Return a copy of every line in the records that includes the word "title".

**Structured figure records:**
================================
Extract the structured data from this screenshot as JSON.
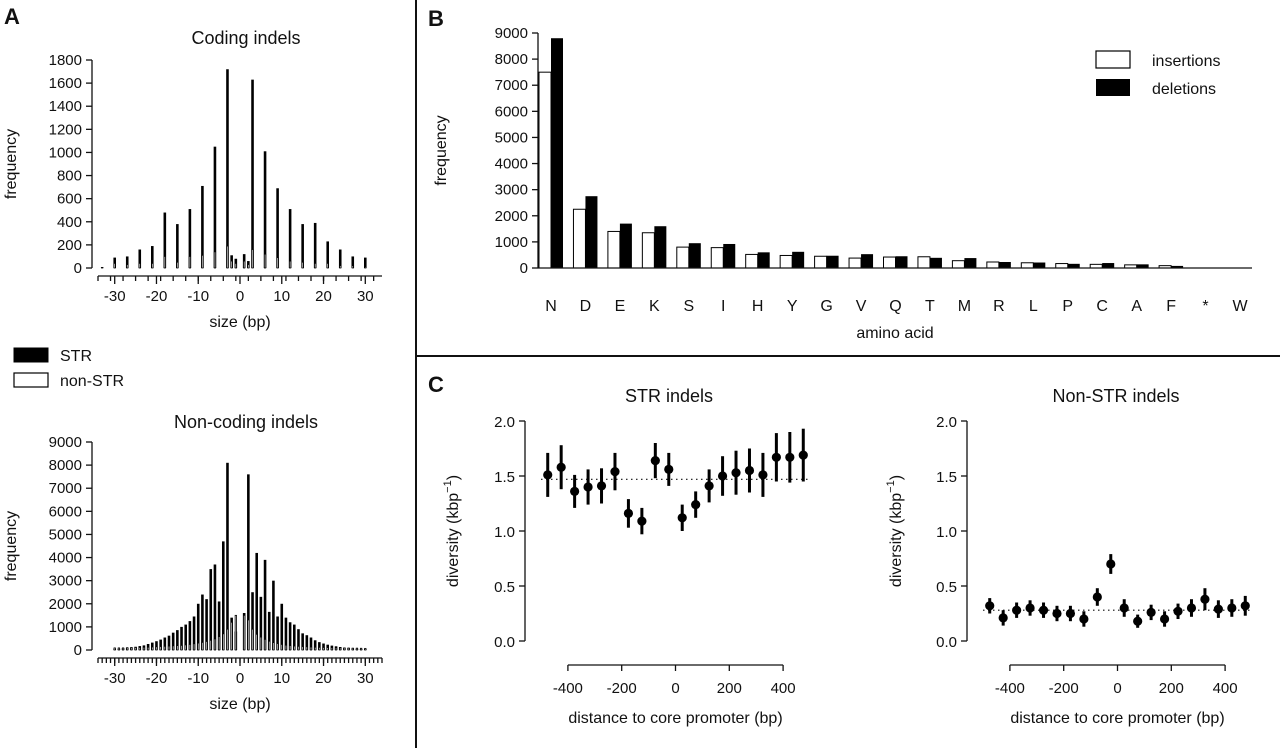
{
  "figure": {
    "panel_a": "A",
    "panel_b": "B",
    "panel_c": "C"
  },
  "chart_data": [
    {
      "id": "coding",
      "type": "bar",
      "title": "Coding indels",
      "xlabel": "size (bp)",
      "ylabel": "frequency",
      "xlim": [
        -34,
        34
      ],
      "ylim": [
        0,
        1800
      ],
      "xticks": [
        -30,
        -20,
        -10,
        0,
        10,
        20,
        30
      ],
      "yticks": [
        0,
        200,
        400,
        600,
        800,
        1000,
        1200,
        1400,
        1600,
        1800
      ],
      "x": [
        -33,
        -30,
        -27,
        -24,
        -21,
        -18,
        -15,
        -12,
        -9,
        -6,
        -3,
        -2,
        -1,
        1,
        2,
        3,
        6,
        9,
        12,
        15,
        18,
        21,
        24,
        27,
        30
      ],
      "series": [
        {
          "name": "STR",
          "color": "#000000",
          "values": [
            5,
            90,
            100,
            160,
            190,
            480,
            380,
            510,
            710,
            1050,
            1720,
            110,
            80,
            120,
            60,
            1630,
            1010,
            690,
            510,
            380,
            390,
            230,
            160,
            100,
            90
          ]
        },
        {
          "name": "non-STR",
          "color": "#ffffff",
          "values": [
            5,
            40,
            30,
            40,
            40,
            100,
            50,
            100,
            110,
            140,
            190,
            60,
            40,
            60,
            30,
            160,
            120,
            90,
            60,
            50,
            40,
            40,
            20,
            20,
            10
          ]
        }
      ]
    },
    {
      "id": "noncoding",
      "type": "bar",
      "title": "Non-coding indels",
      "xlabel": "size (bp)",
      "ylabel": "frequency",
      "xlim": [
        -34,
        34
      ],
      "ylim": [
        0,
        9000
      ],
      "xticks": [
        -30,
        -20,
        -10,
        0,
        10,
        20,
        30
      ],
      "yticks": [
        0,
        1000,
        2000,
        3000,
        4000,
        5000,
        6000,
        7000,
        8000,
        9000
      ],
      "x": [
        -30,
        -29,
        -28,
        -27,
        -26,
        -25,
        -24,
        -23,
        -22,
        -21,
        -20,
        -19,
        -18,
        -17,
        -16,
        -15,
        -14,
        -13,
        -12,
        -11,
        -10,
        -9,
        -8,
        -7,
        -6,
        -5,
        -4,
        -3,
        -2,
        -1,
        1,
        2,
        3,
        4,
        5,
        6,
        7,
        8,
        9,
        10,
        11,
        12,
        13,
        14,
        15,
        16,
        17,
        18,
        19,
        20,
        21,
        22,
        23,
        24,
        25,
        26,
        27,
        28,
        29,
        30
      ],
      "series": [
        {
          "name": "STR",
          "color": "#000000",
          "values": [
            60,
            60,
            80,
            100,
            120,
            140,
            170,
            200,
            260,
            320,
            380,
            450,
            540,
            620,
            750,
            860,
            1000,
            1100,
            1250,
            1450,
            2000,
            2400,
            2200,
            3500,
            3700,
            2100,
            4700,
            8100,
            1400,
            800,
            1600,
            7600,
            2500,
            4200,
            2300,
            3900,
            1650,
            3000,
            1450,
            2000,
            1400,
            1200,
            1100,
            900,
            720,
            640,
            540,
            420,
            340,
            280,
            230,
            190,
            160,
            130,
            100,
            90,
            70,
            60,
            50,
            40
          ]
        },
        {
          "name": "non-STR",
          "color": "#ffffff",
          "values": [
            90,
            90,
            90,
            100,
            100,
            110,
            110,
            120,
            120,
            130,
            140,
            150,
            160,
            170,
            180,
            190,
            200,
            220,
            240,
            270,
            300,
            330,
            370,
            420,
            480,
            580,
            700,
            900,
            1200,
            1500,
            1500,
            1300,
            900,
            680,
            560,
            460,
            380,
            320,
            280,
            240,
            210,
            190,
            170,
            160,
            150,
            140,
            130,
            120,
            115,
            110,
            105,
            100,
            95,
            90,
            90,
            85,
            80,
            80,
            75,
            70
          ]
        }
      ]
    },
    {
      "id": "amino",
      "type": "bar",
      "xlabel": "amino acid",
      "ylabel": "frequency",
      "ylim": [
        0,
        9000
      ],
      "yticks": [
        0,
        1000,
        2000,
        3000,
        4000,
        5000,
        6000,
        7000,
        8000,
        9000
      ],
      "categories": [
        "N",
        "D",
        "E",
        "K",
        "S",
        "I",
        "H",
        "Y",
        "G",
        "V",
        "Q",
        "T",
        "M",
        "R",
        "L",
        "P",
        "C",
        "A",
        "F",
        "*",
        "W"
      ],
      "legend_position": "top-right",
      "series": [
        {
          "name": "insertions",
          "color": "#ffffff",
          "values": [
            7500,
            2250,
            1400,
            1350,
            800,
            780,
            520,
            480,
            450,
            380,
            420,
            430,
            280,
            230,
            200,
            170,
            140,
            120,
            90,
            0,
            0
          ]
        },
        {
          "name": "deletions",
          "color": "#000000",
          "values": [
            8800,
            2750,
            1700,
            1600,
            950,
            920,
            600,
            620,
            470,
            530,
            450,
            390,
            380,
            230,
            210,
            160,
            190,
            140,
            80,
            0,
            0
          ]
        }
      ]
    },
    {
      "id": "str_diversity",
      "type": "scatter",
      "title": "STR indels",
      "xlabel": "distance to core promoter (bp)",
      "ylabel": "diversity (kbp",
      "ylabel_sup": "−1",
      "ylabel_close": ")",
      "xlim": [
        -500,
        500
      ],
      "ylim": [
        0,
        2.0
      ],
      "xticks": [
        -400,
        -200,
        0,
        200,
        400
      ],
      "yticks": [
        0.0,
        0.5,
        1.0,
        1.5,
        2.0
      ],
      "ytick_labels": [
        "0.0",
        "0.5",
        "1.0",
        "1.5",
        "2.0"
      ],
      "reference_line": 1.47,
      "x": [
        -475,
        -425,
        -375,
        -325,
        -275,
        -225,
        -175,
        -125,
        -75,
        -25,
        25,
        75,
        125,
        175,
        225,
        275,
        325,
        375,
        425,
        475
      ],
      "y": [
        1.51,
        1.58,
        1.36,
        1.4,
        1.41,
        1.54,
        1.16,
        1.09,
        1.64,
        1.56,
        1.12,
        1.24,
        1.41,
        1.5,
        1.53,
        1.55,
        1.51,
        1.67,
        1.67,
        1.69
      ],
      "err": [
        0.2,
        0.2,
        0.15,
        0.16,
        0.16,
        0.17,
        0.13,
        0.12,
        0.16,
        0.15,
        0.12,
        0.12,
        0.15,
        0.18,
        0.2,
        0.2,
        0.2,
        0.22,
        0.23,
        0.24
      ]
    },
    {
      "id": "nonstr_diversity",
      "type": "scatter",
      "title": "Non-STR indels",
      "xlabel": "distance to core promoter (bp)",
      "ylabel": "diversity (kbp",
      "ylabel_sup": "−1",
      "ylabel_close": ")",
      "xlim": [
        -500,
        500
      ],
      "ylim": [
        0,
        2.0
      ],
      "xticks": [
        -400,
        -200,
        0,
        200,
        400
      ],
      "yticks": [
        0.0,
        0.5,
        1.0,
        1.5,
        2.0
      ],
      "ytick_labels": [
        "0.0",
        "0.5",
        "1.0",
        "1.5",
        "2.0"
      ],
      "reference_line": 0.28,
      "x": [
        -475,
        -425,
        -375,
        -325,
        -275,
        -225,
        -175,
        -125,
        -75,
        -25,
        25,
        75,
        125,
        175,
        225,
        275,
        325,
        375,
        425,
        475
      ],
      "y": [
        0.32,
        0.21,
        0.28,
        0.3,
        0.28,
        0.25,
        0.25,
        0.2,
        0.4,
        0.7,
        0.3,
        0.18,
        0.26,
        0.2,
        0.27,
        0.3,
        0.38,
        0.29,
        0.3,
        0.32
      ],
      "err": [
        0.07,
        0.07,
        0.07,
        0.07,
        0.07,
        0.07,
        0.07,
        0.07,
        0.08,
        0.09,
        0.08,
        0.06,
        0.07,
        0.07,
        0.07,
        0.08,
        0.1,
        0.08,
        0.08,
        0.09
      ]
    }
  ]
}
================================
**TASK RESULT:**
      "title": "Coding indels",
      "title": "Non-coding indels",
      "title": "STR indels",
      "title": "Non-STR indels",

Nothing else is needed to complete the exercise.